Reproduce all the lines exactly as they stand, apart from the pictures.

* BEGIN DATA EXTRACT *

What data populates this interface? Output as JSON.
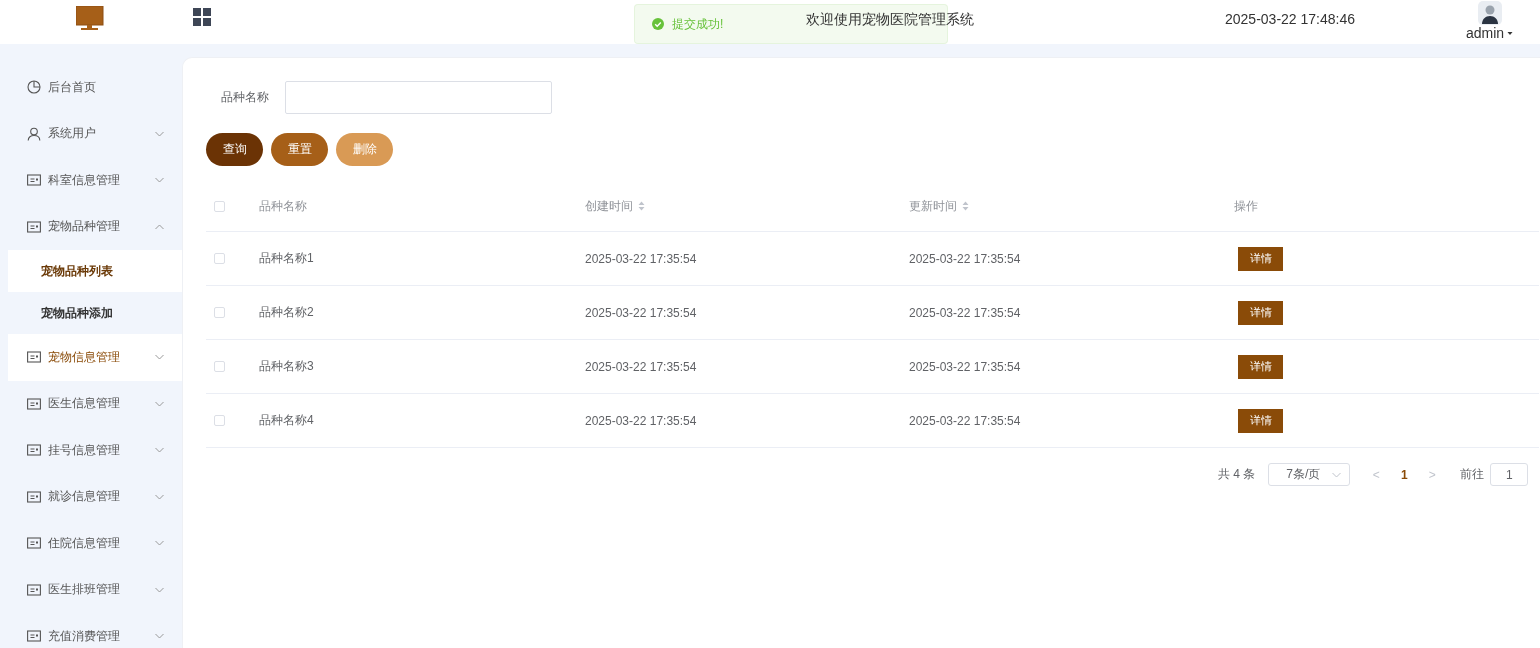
{
  "header": {
    "title": "欢迎使用宠物医院管理系统",
    "datetime": "2025-03-22 17:48:46",
    "user": "admin"
  },
  "toast": {
    "message": "提交成功!"
  },
  "sidebar": {
    "items": [
      {
        "label": "后台首页",
        "kind": "home",
        "selected": false,
        "highlighted": false
      },
      {
        "label": "系统用户",
        "kind": "user",
        "selected": false,
        "highlighted": false,
        "expanded": false
      },
      {
        "label": "科室信息管理",
        "kind": "card",
        "selected": false,
        "highlighted": false,
        "expanded": false
      },
      {
        "label": "宠物品种管理",
        "kind": "card",
        "selected": false,
        "highlighted": false,
        "expanded": true,
        "children": [
          {
            "label": "宠物品种列表",
            "selected": true
          },
          {
            "label": "宠物品种添加",
            "selected": false
          }
        ]
      },
      {
        "label": "宠物信息管理",
        "kind": "card",
        "selected": false,
        "highlighted": true,
        "expanded": false
      },
      {
        "label": "医生信息管理",
        "kind": "card",
        "selected": false,
        "highlighted": false,
        "expanded": false
      },
      {
        "label": "挂号信息管理",
        "kind": "card",
        "selected": false,
        "highlighted": false,
        "expanded": false
      },
      {
        "label": "就诊信息管理",
        "kind": "card",
        "selected": false,
        "highlighted": false,
        "expanded": false
      },
      {
        "label": "住院信息管理",
        "kind": "card",
        "selected": false,
        "highlighted": false,
        "expanded": false
      },
      {
        "label": "医生排班管理",
        "kind": "card",
        "selected": false,
        "highlighted": false,
        "expanded": false
      },
      {
        "label": "充值消费管理",
        "kind": "card",
        "selected": false,
        "highlighted": false,
        "expanded": false
      }
    ]
  },
  "search": {
    "label": "品种名称"
  },
  "buttons": [
    {
      "label": "查询",
      "kind": "query"
    },
    {
      "label": "重置",
      "kind": "reset"
    },
    {
      "label": "删除",
      "kind": "delete"
    }
  ],
  "table": {
    "all_checked": false,
    "columns": [
      {
        "label": "品种名称",
        "sortable": false
      },
      {
        "label": "创建时间",
        "sortable": true
      },
      {
        "label": "更新时间",
        "sortable": true
      },
      {
        "label": "操作",
        "sortable": false
      }
    ],
    "rows": [
      {
        "checked": false,
        "cells": [
          "品种名称1",
          "2025-03-22 17:35:54",
          "2025-03-22 17:35:54"
        ],
        "action": "详情"
      },
      {
        "checked": false,
        "cells": [
          "品种名称2",
          "2025-03-22 17:35:54",
          "2025-03-22 17:35:54"
        ],
        "action": "详情"
      },
      {
        "checked": false,
        "cells": [
          "品种名称3",
          "2025-03-22 17:35:54",
          "2025-03-22 17:35:54"
        ],
        "action": "详情"
      },
      {
        "checked": false,
        "cells": [
          "品种名称4",
          "2025-03-22 17:35:54",
          "2025-03-22 17:35:54"
        ],
        "action": "详情"
      }
    ]
  },
  "pagination": {
    "total": "共 4 条",
    "page_size": "7条/页",
    "prev": "<",
    "pages": [
      {
        "label": "1",
        "selected": true
      }
    ],
    "next": ">",
    "goto_label": "前往",
    "goto_value": "1"
  }
}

* END DATA EXTRACT *

OUTPUT BELOW =>
What data populates this interface? Output as JSON.
{
  "header": {
    "title": "欢迎使用宠物医院管理系统",
    "datetime": "2025-03-22 17:48:46",
    "user": "admin"
  },
  "toast": {
    "message": "提交成功!"
  },
  "sidebar": {
    "items": [
      {
        "label": "后台首页",
        "kind": "home",
        "selected": false,
        "highlighted": false
      },
      {
        "label": "系统用户",
        "kind": "user",
        "selected": false,
        "highlighted": false,
        "expanded": false
      },
      {
        "label": "科室信息管理",
        "kind": "card",
        "selected": false,
        "highlighted": false,
        "expanded": false
      },
      {
        "label": "宠物品种管理",
        "kind": "card",
        "selected": false,
        "highlighted": false,
        "expanded": true,
        "children": [
          {
            "label": "宠物品种列表",
            "selected": true
          },
          {
            "label": "宠物品种添加",
            "selected": false
          }
        ]
      },
      {
        "label": "宠物信息管理",
        "kind": "card",
        "selected": false,
        "highlighted": true,
        "expanded": false
      },
      {
        "label": "医生信息管理",
        "kind": "card",
        "selected": false,
        "highlighted": false,
        "expanded": false
      },
      {
        "label": "挂号信息管理",
        "kind": "card",
        "selected": false,
        "highlighted": false,
        "expanded": false
      },
      {
        "label": "就诊信息管理",
        "kind": "card",
        "selected": false,
        "highlighted": false,
        "expanded": false
      },
      {
        "label": "住院信息管理",
        "kind": "card",
        "selected": false,
        "highlighted": false,
        "expanded": false
      },
      {
        "label": "医生排班管理",
        "kind": "card",
        "selected": false,
        "highlighted": false,
        "expanded": false
      },
      {
        "label": "充值消费管理",
        "kind": "card",
        "selected": false,
        "highlighted": false,
        "expanded": false
      }
    ]
  },
  "search": {
    "label": "品种名称"
  },
  "buttons": [
    {
      "label": "查询",
      "kind": "query"
    },
    {
      "label": "重置",
      "kind": "reset"
    },
    {
      "label": "删除",
      "kind": "delete"
    }
  ],
  "table": {
    "all_checked": false,
    "columns": [
      {
        "label": "品种名称",
        "sortable": false
      },
      {
        "label": "创建时间",
        "sortable": true
      },
      {
        "label": "更新时间",
        "sortable": true
      },
      {
        "label": "操作",
        "sortable": false
      }
    ],
    "rows": [
      {
        "checked": false,
        "cells": [
          "品种名称1",
          "2025-03-22 17:35:54",
          "2025-03-22 17:35:54"
        ],
        "action": "详情"
      },
      {
        "checked": false,
        "cells": [
          "品种名称2",
          "2025-03-22 17:35:54",
          "2025-03-22 17:35:54"
        ],
        "action": "详情"
      },
      {
        "checked": false,
        "cells": [
          "品种名称3",
          "2025-03-22 17:35:54",
          "2025-03-22 17:35:54"
        ],
        "action": "详情"
      },
      {
        "checked": false,
        "cells": [
          "品种名称4",
          "2025-03-22 17:35:54",
          "2025-03-22 17:35:54"
        ],
        "action": "详情"
      }
    ]
  },
  "pagination": {
    "total": "共 4 条",
    "page_size": "7条/页",
    "prev": "<",
    "pages": [
      {
        "label": "1",
        "selected": true
      }
    ],
    "next": ">",
    "goto_label": "前往",
    "goto_value": "1"
  }
}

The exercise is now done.